What needs to be done: Identify every line in the records below that contains the word "image", and copy each of those lines.
START
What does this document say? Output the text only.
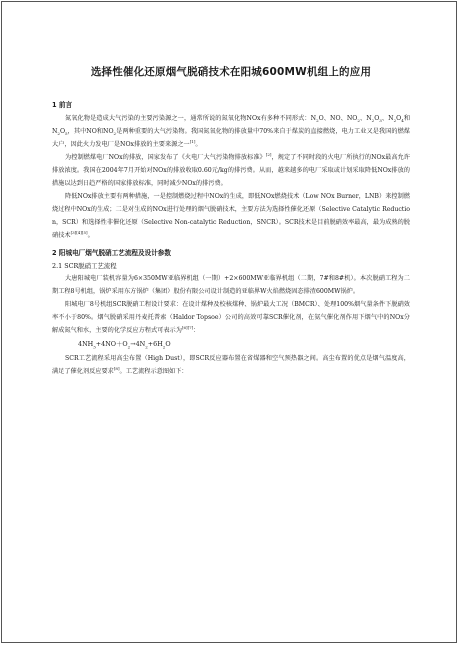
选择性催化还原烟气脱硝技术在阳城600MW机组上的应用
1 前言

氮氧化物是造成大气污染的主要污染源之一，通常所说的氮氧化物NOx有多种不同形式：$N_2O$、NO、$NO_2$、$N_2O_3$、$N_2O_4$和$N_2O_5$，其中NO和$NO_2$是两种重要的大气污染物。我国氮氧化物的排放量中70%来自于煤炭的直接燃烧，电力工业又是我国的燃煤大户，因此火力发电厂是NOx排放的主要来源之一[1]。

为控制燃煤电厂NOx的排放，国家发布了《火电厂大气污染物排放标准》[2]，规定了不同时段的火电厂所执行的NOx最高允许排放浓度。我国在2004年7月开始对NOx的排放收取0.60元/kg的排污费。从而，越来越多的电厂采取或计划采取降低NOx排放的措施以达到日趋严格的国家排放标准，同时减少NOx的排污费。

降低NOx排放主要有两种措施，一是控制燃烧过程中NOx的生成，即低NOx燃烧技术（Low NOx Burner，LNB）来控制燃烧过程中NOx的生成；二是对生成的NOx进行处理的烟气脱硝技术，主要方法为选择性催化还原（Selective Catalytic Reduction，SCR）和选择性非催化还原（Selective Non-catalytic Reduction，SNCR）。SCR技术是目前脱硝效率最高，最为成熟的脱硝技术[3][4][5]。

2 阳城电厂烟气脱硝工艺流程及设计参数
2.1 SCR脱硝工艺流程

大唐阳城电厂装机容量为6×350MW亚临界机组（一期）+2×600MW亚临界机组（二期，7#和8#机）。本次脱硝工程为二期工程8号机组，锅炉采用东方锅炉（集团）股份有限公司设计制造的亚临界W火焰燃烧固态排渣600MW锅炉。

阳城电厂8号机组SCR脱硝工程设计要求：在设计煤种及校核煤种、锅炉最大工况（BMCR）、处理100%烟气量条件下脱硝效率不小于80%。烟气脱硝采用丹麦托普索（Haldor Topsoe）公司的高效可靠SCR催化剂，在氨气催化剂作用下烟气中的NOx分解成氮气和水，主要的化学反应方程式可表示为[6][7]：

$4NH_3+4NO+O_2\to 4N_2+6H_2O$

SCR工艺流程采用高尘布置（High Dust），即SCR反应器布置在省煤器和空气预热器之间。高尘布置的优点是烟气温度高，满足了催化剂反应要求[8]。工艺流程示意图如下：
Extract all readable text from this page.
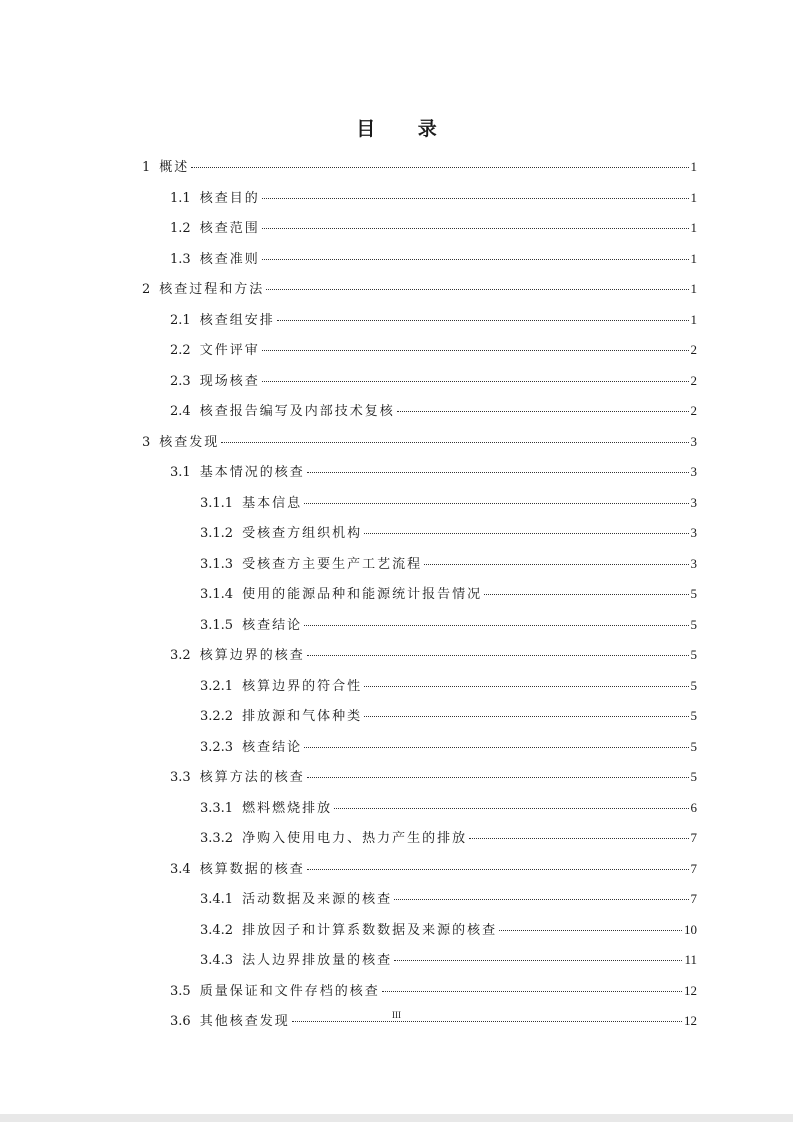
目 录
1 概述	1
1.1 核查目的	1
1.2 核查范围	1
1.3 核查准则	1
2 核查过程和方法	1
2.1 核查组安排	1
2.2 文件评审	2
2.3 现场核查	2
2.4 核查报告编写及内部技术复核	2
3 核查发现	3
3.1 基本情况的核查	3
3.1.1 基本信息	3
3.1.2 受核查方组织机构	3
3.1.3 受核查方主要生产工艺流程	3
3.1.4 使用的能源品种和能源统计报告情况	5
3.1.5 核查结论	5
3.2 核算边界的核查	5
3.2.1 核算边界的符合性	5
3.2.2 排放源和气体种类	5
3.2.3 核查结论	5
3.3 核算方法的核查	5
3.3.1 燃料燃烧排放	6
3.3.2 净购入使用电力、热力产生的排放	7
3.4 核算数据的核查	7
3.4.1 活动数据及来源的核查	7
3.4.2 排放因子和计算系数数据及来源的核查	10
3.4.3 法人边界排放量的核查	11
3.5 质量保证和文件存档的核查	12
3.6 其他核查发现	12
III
END
START
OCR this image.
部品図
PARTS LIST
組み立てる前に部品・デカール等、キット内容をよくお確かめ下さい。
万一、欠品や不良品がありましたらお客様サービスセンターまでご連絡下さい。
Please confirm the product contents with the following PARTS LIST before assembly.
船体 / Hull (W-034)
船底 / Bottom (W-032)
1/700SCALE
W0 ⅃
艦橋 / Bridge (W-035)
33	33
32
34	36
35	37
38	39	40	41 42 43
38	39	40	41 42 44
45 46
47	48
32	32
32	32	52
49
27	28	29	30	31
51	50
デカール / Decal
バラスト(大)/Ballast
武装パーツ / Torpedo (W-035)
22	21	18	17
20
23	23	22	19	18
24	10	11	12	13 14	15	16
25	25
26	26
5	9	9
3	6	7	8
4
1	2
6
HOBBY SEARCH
END
START
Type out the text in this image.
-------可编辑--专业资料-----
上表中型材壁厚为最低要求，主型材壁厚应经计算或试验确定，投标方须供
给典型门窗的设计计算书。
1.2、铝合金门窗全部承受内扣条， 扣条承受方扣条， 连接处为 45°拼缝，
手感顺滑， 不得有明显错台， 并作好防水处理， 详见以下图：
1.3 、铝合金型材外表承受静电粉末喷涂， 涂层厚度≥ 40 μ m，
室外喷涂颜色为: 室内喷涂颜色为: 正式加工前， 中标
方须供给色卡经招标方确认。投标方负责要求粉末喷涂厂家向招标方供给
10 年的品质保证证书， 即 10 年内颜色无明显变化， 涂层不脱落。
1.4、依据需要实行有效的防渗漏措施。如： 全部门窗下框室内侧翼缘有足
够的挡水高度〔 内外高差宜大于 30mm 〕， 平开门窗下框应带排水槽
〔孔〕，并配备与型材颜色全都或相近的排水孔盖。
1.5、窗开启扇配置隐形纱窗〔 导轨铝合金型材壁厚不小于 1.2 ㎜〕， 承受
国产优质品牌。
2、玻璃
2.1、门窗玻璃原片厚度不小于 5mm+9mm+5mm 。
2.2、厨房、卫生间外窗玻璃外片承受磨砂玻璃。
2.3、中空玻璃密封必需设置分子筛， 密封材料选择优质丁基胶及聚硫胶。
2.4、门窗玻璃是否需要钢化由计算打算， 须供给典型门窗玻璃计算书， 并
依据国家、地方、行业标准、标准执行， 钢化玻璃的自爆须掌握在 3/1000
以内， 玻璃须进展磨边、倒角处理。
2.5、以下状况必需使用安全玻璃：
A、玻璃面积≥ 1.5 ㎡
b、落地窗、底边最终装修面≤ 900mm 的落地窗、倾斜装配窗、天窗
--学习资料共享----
END
In response:
OCR this image.
Type out the text in this image.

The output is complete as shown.